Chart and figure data
────────
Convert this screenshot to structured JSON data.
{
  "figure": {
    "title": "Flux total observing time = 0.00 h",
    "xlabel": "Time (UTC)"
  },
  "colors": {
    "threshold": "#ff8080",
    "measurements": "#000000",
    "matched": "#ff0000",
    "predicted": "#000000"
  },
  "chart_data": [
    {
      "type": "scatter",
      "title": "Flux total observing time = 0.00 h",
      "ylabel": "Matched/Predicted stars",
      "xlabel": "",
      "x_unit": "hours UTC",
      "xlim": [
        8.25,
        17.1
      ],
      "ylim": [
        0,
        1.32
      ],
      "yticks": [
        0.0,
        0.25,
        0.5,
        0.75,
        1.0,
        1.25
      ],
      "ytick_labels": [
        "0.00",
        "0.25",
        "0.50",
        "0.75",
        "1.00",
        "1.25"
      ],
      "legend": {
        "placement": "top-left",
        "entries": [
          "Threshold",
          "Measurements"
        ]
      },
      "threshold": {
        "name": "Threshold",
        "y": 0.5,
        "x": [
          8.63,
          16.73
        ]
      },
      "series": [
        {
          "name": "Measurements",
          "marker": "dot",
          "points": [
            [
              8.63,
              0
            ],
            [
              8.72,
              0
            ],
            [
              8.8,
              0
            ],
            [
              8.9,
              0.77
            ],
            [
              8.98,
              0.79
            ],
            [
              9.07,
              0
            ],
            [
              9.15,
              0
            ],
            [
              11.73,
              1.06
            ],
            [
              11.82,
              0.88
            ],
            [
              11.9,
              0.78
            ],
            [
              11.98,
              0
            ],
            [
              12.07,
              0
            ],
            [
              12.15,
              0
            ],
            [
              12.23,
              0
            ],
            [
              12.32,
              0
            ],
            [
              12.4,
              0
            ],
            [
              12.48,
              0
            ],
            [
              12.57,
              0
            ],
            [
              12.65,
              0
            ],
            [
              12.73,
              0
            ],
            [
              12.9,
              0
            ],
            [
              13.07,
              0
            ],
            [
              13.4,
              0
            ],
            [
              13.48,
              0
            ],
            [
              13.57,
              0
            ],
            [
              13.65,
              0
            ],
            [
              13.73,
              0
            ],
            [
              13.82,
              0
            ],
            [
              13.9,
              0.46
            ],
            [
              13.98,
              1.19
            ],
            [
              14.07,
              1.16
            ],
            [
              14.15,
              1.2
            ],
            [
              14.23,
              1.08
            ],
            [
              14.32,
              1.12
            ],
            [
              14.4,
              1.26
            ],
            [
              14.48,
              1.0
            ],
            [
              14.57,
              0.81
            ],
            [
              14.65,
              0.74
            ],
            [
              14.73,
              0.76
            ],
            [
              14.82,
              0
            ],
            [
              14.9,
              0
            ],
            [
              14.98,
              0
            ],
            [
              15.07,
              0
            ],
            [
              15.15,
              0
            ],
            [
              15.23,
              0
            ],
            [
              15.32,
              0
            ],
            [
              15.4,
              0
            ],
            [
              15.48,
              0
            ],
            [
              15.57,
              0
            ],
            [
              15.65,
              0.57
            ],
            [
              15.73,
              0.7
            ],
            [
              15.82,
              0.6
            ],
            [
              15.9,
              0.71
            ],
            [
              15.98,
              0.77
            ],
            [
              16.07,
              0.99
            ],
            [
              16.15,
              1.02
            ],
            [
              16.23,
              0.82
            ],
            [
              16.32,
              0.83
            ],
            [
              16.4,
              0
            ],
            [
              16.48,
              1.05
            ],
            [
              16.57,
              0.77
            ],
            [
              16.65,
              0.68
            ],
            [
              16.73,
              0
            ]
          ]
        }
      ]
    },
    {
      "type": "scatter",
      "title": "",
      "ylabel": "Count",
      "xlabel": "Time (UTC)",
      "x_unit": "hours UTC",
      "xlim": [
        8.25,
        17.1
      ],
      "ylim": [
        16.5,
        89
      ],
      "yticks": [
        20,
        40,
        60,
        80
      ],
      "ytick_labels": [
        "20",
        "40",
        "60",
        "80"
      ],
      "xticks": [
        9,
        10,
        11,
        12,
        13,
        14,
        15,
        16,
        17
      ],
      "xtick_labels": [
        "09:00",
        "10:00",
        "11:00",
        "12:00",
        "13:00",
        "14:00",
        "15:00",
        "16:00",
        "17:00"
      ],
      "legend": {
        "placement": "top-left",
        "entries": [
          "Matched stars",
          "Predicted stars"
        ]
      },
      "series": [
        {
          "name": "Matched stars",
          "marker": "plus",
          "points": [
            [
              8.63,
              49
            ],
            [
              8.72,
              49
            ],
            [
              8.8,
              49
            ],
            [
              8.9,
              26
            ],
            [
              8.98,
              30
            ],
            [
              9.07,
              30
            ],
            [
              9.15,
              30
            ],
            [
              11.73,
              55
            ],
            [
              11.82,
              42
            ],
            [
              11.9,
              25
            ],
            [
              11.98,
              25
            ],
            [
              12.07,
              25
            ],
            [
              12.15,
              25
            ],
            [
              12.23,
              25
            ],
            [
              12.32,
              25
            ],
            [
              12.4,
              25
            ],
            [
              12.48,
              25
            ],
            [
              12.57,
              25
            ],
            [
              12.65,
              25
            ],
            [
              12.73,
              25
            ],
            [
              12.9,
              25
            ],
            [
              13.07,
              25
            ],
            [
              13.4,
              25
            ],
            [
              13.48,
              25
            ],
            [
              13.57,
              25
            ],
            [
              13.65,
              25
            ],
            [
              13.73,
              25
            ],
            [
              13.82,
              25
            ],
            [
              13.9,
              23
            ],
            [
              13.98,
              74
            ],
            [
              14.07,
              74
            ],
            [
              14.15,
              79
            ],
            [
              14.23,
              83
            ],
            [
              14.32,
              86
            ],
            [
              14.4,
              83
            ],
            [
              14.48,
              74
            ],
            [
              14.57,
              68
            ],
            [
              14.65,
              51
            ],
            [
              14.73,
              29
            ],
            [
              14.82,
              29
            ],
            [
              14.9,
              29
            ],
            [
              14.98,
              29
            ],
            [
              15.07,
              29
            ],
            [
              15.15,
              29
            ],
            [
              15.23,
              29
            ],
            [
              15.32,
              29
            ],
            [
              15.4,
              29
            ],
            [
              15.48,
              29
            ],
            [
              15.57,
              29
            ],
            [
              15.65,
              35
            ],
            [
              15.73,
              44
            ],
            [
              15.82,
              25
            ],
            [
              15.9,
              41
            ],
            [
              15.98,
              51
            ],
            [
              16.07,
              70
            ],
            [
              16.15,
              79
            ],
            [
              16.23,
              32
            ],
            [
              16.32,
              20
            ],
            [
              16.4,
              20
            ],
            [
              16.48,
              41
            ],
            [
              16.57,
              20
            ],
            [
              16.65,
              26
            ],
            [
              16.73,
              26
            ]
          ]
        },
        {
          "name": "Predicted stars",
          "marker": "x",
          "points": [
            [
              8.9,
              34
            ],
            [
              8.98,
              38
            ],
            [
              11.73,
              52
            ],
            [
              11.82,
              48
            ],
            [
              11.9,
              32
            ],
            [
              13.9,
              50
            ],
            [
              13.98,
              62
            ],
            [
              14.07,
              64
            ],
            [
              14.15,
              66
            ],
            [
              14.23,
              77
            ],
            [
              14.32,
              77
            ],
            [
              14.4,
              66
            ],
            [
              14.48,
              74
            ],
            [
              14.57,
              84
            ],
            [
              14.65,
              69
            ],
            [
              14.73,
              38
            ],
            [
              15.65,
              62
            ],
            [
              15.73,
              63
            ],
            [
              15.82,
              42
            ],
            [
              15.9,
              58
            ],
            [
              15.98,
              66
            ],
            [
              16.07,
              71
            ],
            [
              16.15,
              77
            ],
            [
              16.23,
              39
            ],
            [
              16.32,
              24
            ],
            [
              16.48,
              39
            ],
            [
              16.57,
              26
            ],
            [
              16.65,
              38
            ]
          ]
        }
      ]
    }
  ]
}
────────
* GIVEN INSTRUCTION: Among the records above, how many lines carry the string "stars"? Reply with the number alone.

* WORKED SOLUTION: 5